### EXERCISE PROMPT
For the data below, report only the number of lines containing the string "display".

### DATA FOR THIS TASK

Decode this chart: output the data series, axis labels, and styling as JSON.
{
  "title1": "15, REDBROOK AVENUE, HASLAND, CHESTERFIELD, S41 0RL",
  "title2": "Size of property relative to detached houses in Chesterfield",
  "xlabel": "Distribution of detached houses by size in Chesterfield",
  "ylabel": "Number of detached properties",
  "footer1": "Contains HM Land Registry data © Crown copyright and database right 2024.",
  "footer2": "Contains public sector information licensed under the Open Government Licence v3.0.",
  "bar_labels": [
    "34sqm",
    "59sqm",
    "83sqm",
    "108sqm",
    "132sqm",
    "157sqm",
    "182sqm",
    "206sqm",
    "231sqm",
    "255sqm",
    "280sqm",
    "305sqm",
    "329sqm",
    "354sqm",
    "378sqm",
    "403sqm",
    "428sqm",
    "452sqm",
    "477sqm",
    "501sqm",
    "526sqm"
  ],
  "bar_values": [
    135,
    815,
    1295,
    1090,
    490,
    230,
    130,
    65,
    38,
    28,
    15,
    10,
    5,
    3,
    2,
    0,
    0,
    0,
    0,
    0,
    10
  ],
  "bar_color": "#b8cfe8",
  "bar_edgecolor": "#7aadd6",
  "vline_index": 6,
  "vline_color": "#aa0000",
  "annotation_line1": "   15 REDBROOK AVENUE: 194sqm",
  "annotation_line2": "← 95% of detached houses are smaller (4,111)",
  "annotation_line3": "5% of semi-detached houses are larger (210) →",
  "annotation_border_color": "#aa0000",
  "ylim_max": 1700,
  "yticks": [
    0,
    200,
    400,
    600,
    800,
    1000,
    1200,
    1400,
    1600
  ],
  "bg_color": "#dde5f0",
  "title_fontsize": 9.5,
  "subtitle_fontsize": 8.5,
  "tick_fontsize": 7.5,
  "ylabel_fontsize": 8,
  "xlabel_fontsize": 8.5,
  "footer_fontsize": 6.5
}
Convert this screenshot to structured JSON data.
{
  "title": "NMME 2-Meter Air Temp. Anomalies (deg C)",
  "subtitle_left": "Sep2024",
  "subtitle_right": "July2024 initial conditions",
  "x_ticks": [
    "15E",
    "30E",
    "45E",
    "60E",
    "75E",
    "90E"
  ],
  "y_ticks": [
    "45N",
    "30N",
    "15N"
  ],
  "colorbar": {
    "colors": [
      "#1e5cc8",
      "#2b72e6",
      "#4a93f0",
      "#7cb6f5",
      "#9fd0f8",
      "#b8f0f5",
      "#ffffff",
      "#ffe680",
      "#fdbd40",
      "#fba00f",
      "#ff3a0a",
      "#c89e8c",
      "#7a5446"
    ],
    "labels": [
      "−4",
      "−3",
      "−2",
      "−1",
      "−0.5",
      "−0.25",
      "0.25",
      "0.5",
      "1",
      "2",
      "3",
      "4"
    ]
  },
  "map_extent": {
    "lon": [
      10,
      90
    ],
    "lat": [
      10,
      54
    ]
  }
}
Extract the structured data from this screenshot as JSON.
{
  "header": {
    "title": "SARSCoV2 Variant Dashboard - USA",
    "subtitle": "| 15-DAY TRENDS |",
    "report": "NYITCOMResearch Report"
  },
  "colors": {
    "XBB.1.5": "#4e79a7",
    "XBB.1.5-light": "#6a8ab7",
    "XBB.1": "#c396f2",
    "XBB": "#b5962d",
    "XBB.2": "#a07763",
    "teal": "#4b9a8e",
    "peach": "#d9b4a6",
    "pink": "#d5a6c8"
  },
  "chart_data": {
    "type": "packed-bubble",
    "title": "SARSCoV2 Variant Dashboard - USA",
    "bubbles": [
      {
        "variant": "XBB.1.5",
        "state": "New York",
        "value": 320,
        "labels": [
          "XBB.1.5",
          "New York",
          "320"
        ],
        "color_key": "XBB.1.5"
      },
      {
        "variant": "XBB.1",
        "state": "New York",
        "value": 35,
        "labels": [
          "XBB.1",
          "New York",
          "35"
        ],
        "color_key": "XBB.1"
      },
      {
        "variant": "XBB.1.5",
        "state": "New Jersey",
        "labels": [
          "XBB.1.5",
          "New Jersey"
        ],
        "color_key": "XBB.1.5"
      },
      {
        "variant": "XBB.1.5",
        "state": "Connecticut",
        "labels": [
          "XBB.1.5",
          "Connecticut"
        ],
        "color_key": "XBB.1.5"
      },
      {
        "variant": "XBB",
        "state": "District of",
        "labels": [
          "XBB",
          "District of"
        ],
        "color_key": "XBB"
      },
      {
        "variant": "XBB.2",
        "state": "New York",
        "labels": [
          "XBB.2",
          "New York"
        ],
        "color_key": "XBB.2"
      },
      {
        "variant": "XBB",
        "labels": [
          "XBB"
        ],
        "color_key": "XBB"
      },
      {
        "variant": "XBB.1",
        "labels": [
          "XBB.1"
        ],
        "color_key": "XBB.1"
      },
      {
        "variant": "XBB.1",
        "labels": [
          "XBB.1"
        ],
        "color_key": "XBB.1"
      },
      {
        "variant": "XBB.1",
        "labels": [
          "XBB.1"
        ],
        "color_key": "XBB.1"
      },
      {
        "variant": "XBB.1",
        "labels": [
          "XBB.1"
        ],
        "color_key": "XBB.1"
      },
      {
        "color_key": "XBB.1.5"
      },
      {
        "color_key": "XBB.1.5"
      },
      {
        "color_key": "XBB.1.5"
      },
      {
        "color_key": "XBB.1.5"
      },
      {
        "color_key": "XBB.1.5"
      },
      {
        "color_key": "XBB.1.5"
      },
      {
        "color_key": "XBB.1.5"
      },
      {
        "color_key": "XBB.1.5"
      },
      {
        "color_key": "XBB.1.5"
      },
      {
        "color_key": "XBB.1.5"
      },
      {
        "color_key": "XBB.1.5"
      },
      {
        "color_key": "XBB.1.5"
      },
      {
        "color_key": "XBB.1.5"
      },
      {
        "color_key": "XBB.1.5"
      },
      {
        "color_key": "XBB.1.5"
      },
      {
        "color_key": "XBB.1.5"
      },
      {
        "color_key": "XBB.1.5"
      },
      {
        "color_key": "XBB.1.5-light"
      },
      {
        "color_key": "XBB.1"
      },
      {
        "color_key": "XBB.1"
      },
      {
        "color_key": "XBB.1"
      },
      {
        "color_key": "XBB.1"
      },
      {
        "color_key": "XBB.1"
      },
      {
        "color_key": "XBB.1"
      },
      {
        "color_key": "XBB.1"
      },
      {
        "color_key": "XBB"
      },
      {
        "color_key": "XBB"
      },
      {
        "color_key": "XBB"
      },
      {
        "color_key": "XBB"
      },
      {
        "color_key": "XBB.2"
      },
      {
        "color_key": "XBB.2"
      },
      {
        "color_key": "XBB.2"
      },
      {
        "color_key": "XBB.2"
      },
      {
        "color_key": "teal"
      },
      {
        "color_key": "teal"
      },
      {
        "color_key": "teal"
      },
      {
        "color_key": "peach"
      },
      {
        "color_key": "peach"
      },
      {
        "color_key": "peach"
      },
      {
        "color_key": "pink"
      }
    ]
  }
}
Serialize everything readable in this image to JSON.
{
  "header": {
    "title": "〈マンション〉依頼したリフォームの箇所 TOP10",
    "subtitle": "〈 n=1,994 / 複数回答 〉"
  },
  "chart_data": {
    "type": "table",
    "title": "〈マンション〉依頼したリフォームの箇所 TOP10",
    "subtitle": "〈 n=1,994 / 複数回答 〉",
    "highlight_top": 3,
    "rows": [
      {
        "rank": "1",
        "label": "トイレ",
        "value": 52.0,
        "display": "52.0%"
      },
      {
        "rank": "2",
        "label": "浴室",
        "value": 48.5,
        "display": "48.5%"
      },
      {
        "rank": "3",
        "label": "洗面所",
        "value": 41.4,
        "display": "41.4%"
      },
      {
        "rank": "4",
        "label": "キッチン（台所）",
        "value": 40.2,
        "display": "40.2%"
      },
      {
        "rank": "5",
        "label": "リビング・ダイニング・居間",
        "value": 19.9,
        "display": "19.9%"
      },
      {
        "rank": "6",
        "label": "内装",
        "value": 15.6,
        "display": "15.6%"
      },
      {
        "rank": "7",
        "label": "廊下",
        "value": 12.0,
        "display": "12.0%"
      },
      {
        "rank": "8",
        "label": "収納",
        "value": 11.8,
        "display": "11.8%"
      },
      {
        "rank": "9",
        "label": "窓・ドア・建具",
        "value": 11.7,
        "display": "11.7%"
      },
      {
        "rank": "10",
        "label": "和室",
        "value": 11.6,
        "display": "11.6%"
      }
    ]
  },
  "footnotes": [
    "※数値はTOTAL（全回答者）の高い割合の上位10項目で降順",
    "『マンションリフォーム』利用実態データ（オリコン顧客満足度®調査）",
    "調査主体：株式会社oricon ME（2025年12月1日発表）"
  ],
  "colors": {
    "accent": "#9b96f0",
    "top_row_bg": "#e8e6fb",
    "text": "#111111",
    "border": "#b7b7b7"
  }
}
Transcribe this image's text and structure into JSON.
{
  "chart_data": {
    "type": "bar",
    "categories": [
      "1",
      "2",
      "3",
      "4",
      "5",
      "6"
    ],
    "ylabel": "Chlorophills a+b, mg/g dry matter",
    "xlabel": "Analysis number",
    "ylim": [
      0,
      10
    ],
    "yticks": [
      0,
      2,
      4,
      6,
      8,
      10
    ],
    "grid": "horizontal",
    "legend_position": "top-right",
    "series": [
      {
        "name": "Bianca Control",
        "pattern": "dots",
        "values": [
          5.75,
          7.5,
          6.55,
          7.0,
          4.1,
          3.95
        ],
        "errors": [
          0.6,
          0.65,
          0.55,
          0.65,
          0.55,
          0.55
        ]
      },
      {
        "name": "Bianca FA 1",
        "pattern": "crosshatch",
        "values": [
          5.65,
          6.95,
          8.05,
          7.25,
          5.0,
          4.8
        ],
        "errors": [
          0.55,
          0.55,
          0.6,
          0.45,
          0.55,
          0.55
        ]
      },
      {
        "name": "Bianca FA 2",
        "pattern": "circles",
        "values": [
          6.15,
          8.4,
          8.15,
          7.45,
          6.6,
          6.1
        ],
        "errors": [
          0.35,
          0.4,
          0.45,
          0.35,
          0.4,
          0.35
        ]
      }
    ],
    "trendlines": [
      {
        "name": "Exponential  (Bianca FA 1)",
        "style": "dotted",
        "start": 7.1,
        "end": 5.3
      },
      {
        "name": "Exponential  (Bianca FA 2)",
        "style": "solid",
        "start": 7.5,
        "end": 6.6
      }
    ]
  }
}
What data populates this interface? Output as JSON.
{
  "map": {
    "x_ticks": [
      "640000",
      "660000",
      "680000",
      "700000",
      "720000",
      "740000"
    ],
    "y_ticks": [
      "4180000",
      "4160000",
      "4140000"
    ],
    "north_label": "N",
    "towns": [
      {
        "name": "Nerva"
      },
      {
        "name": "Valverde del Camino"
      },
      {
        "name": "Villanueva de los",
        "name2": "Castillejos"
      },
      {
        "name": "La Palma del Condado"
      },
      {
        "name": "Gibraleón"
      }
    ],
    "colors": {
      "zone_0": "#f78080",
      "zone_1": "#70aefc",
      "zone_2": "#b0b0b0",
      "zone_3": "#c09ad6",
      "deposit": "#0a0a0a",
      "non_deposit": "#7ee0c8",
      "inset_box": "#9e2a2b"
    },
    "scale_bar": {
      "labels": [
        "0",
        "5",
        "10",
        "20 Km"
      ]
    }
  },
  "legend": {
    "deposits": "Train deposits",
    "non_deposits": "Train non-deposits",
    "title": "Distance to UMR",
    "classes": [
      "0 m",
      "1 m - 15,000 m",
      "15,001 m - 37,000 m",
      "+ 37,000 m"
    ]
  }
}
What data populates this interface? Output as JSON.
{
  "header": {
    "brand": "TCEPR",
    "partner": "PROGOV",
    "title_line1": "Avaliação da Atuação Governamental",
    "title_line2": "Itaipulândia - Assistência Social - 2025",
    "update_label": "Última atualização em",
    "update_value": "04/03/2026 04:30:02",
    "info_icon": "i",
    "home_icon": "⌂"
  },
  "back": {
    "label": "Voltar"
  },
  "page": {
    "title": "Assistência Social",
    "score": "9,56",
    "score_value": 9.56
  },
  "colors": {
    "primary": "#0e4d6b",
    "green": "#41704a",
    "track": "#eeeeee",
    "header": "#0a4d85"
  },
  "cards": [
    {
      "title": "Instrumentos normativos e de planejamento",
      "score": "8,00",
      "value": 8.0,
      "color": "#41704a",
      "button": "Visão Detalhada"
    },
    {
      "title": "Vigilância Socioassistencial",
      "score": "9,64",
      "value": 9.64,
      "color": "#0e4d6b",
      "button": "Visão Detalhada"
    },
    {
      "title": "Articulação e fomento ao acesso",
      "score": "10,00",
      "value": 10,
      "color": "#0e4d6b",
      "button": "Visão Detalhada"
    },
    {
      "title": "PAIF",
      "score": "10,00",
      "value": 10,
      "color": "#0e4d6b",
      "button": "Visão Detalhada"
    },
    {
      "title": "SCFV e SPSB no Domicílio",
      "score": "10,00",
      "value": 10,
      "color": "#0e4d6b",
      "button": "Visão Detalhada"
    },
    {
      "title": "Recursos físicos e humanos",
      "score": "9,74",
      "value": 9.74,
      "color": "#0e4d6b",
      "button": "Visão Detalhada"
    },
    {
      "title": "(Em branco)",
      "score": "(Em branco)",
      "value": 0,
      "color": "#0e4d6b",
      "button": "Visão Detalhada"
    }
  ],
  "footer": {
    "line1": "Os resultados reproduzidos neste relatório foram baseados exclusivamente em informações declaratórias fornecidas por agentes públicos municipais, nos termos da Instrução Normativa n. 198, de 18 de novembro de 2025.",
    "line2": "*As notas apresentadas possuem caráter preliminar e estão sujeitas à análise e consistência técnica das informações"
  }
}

### SOLUTION
10